Your goal
Return all the data, word for word.

Entries
** Start **
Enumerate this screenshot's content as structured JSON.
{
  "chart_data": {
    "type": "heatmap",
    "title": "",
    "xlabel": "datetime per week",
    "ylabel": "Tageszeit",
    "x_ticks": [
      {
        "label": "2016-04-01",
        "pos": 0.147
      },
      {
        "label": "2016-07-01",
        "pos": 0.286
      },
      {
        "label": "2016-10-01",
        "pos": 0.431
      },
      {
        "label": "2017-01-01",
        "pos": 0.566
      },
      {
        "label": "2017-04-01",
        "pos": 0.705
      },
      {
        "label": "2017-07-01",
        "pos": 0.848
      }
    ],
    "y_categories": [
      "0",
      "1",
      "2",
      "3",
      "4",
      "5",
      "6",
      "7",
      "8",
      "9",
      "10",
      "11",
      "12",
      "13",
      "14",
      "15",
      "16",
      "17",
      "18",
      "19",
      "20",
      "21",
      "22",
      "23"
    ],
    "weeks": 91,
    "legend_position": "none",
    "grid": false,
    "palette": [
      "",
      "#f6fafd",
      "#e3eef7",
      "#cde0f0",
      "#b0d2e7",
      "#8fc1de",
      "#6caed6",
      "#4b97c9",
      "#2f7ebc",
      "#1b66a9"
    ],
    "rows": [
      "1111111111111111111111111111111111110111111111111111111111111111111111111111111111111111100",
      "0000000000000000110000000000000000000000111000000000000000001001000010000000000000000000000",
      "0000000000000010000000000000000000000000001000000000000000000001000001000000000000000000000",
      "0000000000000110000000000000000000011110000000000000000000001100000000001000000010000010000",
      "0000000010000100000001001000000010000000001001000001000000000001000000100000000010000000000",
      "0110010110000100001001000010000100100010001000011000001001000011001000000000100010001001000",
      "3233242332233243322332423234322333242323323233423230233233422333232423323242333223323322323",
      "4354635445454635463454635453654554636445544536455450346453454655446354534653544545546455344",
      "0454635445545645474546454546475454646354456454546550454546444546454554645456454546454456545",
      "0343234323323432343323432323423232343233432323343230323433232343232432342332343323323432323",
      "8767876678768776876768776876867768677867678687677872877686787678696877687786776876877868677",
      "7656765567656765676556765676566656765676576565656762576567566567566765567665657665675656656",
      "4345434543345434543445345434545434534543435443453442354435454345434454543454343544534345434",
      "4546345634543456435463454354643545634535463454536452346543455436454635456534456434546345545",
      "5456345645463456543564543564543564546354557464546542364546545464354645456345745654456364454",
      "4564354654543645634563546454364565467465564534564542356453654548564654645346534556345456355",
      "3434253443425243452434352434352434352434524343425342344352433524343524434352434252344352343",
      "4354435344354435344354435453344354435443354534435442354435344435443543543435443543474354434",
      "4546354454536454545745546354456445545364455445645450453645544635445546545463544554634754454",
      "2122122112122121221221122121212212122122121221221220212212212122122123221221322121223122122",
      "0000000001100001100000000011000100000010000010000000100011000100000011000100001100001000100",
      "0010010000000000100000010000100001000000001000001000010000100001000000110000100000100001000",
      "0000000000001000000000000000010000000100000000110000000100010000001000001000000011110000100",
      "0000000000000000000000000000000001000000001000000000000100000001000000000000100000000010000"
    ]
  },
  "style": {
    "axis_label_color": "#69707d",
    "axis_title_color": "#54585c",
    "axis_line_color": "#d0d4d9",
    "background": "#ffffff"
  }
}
** End **
The output
Enumerate this screenshot's content as structured JSON.
{
  "chart_data": {
    "type": "heatmap",
    "title": "",
    "xlabel": "datetime per week",
    "ylabel": "Tageszeit",
    "x_ticks": [
      {
        "label": "2016-04-01",
        "pos": 0.147
      },
      {
        "label": "2016-07-01",
        "pos": 0.286
      },
      {
        "label": "2016-10-01",
        "pos": 0.431
      },
      {
        "label": "2017-01-01",
        "pos": 0.566
      },
      {
        "label": "2017-04-01",
        "pos": 0.705
      },
      {
        "label": "2017-07-01",
        "pos": 0.848
      }
    ],
    "y_categories": [
      "0",
      "1",
      "2",
      "3",
      "4",
      "5",
      "6",
      "7",
      "8",
      "9",
      "10",
      "11",
      "12",
      "13",
      "14",
      "15",
      "16",
      "17",
      "18",
      "19",
      "20",
      "21",
      "22",
      "23"
    ],
    "weeks": 91,
    "legend_position": "none",
    "grid": false,
    "palette": [
      "",
      "#f6fafd",
      "#e3eef7",
      "#cde0f0",
      "#b0d2e7",
      "#8fc1de",
      "#6caed6",
      "#4b97c9",
      "#2f7ebc",
      "#1b66a9"
    ],
    "rows": [
      "1111111111111111111111111111111111110111111111111111111111111111111111111111111111111111100",
      "0000000000000000110000000000000000000000111000000000000000001001000010000000000000000000000",
      "0000000000000010000000000000000000000000001000000000000000000001000001000000000000000000000",
      "0000000000000110000000000000000000011110000000000000000000001100000000001000000010000010000",
      "0000000010000100000001001000000010000000001001000001000000000001000000100000000010000000000",
      "0110010110000100001001000010000100100010001000011000001001000011001000000000100010001001000",
      "3233242332233243322332423234322333242323323233423230233233422333232423323242333223323322323",
      "4354635445454635463454635453654554636445544536455450346453454655446354534653544545546455344",
      "0454635445545645474546454546475454646354456454546550454546444546454554645456454546454456545",
      "0343234323323432343323432323423232343233432323343230323433232343232432342332343323323432323",
      "8767876678768776876768776876867768677867678687677872877686787678696877687786776876877868677",
      "7656765567656765676556765676566656765676576565656762576567566567566765567665657665675656656",
      "4345434543345434543445345434545434534543435443453442354435454345434454543454343544534345434",
      "4546345634543456435463454354643545634535463454536452346543455436454635456534456434546345545",
      "5456345645463456543564543564543564546354557464546542364546545464354645456345745654456364454",
      "4564354654543645634563546454364565467465564534564542356453654548564654645346534556345456355",
      "3434253443425243452434352434352434352434524343425342344352433524343524434352434252344352343",
      "4354435344354435344354435453344354435443354534435442354435344435443543543435443543474354434",
      "4546354454536454545745546354456445545364455445645450453645544635445546545463544554634754454",
      "2122122112122121221221122121212212122122121221221220212212212122122123221221322121223122122",
      "0000000001100001100000000011000100000010000010000000100011000100000011000100001100001000100",
      "0010010000000000100000010000100001000000001000001000010000100001000000110000100000100001000",
      "0000000000001000000000000000010000000100000000110000000100010000001000001000000011110000100",
      "0000000000000000000000000000000001000000001000000000000100000001000000000000100000000010000"
    ]
  },
  "style": {
    "axis_label_color": "#69707d",
    "axis_title_color": "#54585c",
    "axis_line_color": "#d0d4d9",
    "background": "#ffffff"
  }
}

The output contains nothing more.